## [Exercise prompt]
From the entries below, gather each line containing the word "SchDoc".
---------- Data lines
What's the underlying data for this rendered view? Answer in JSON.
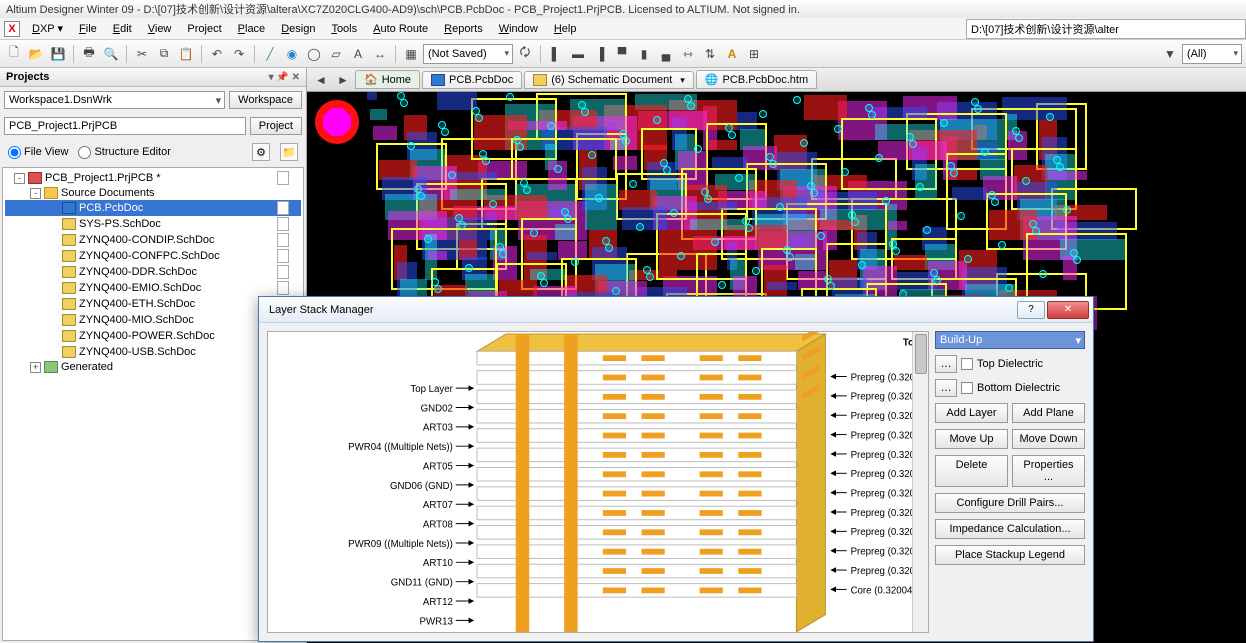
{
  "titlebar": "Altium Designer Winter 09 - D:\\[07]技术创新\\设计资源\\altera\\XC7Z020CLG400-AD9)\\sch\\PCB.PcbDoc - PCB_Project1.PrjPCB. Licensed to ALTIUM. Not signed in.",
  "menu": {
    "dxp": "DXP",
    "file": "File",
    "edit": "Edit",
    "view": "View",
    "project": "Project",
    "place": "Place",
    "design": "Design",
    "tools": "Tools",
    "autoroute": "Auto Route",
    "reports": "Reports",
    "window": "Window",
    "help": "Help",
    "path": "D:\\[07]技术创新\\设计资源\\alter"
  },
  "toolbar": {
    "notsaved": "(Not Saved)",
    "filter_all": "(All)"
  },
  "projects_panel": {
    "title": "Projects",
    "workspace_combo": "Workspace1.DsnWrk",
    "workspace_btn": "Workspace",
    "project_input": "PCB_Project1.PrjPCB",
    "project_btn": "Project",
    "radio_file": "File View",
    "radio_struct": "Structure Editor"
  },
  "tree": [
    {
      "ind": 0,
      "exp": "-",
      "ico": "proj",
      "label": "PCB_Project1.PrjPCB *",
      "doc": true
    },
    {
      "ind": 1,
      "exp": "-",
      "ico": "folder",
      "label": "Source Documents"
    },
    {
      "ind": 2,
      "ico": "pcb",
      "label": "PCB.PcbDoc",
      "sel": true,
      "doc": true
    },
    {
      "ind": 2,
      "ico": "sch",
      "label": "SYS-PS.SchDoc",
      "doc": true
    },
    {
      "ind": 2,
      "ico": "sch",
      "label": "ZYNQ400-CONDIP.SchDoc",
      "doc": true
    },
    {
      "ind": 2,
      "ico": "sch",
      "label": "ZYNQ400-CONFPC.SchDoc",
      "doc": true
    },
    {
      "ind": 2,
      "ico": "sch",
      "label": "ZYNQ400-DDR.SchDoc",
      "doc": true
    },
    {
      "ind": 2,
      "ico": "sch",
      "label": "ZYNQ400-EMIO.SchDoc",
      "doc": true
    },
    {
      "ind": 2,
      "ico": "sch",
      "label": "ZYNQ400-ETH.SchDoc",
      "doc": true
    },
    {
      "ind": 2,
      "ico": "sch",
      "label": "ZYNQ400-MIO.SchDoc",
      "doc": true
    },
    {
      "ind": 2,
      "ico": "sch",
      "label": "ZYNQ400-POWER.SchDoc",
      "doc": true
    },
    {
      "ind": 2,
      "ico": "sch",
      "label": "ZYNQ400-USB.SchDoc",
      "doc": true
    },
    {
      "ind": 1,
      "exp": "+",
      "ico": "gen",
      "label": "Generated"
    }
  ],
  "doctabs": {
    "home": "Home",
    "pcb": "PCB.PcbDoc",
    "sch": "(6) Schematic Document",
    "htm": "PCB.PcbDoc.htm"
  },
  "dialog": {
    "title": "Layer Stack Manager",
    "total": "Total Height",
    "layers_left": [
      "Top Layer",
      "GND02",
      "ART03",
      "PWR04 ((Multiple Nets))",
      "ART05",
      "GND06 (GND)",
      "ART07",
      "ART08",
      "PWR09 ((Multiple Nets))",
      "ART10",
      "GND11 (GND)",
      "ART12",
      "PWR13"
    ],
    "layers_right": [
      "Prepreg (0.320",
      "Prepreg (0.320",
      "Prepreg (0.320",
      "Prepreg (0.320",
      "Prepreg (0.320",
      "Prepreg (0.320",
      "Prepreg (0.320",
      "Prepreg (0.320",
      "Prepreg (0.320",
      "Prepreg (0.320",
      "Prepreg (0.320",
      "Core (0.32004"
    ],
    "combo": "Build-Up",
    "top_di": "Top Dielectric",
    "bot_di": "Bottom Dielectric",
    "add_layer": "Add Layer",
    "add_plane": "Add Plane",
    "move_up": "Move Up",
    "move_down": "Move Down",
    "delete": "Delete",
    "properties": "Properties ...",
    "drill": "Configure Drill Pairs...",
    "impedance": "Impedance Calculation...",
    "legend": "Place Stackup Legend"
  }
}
--------------------
## [Output of the exercise]
      "label": "SYS-PS.SchDoc",
      "label": "ZYNQ400-CONDIP.SchDoc",
      "label": "ZYNQ400-CONFPC.SchDoc",
      "label": "ZYNQ400-DDR.SchDoc",
      "label": "ZYNQ400-EMIO.SchDoc",
      "label": "ZYNQ400-ETH.SchDoc",
      "label": "ZYNQ400-MIO.SchDoc",
      "label": "ZYNQ400-POWER.SchDoc",
      "label": "ZYNQ400-USB.SchDoc",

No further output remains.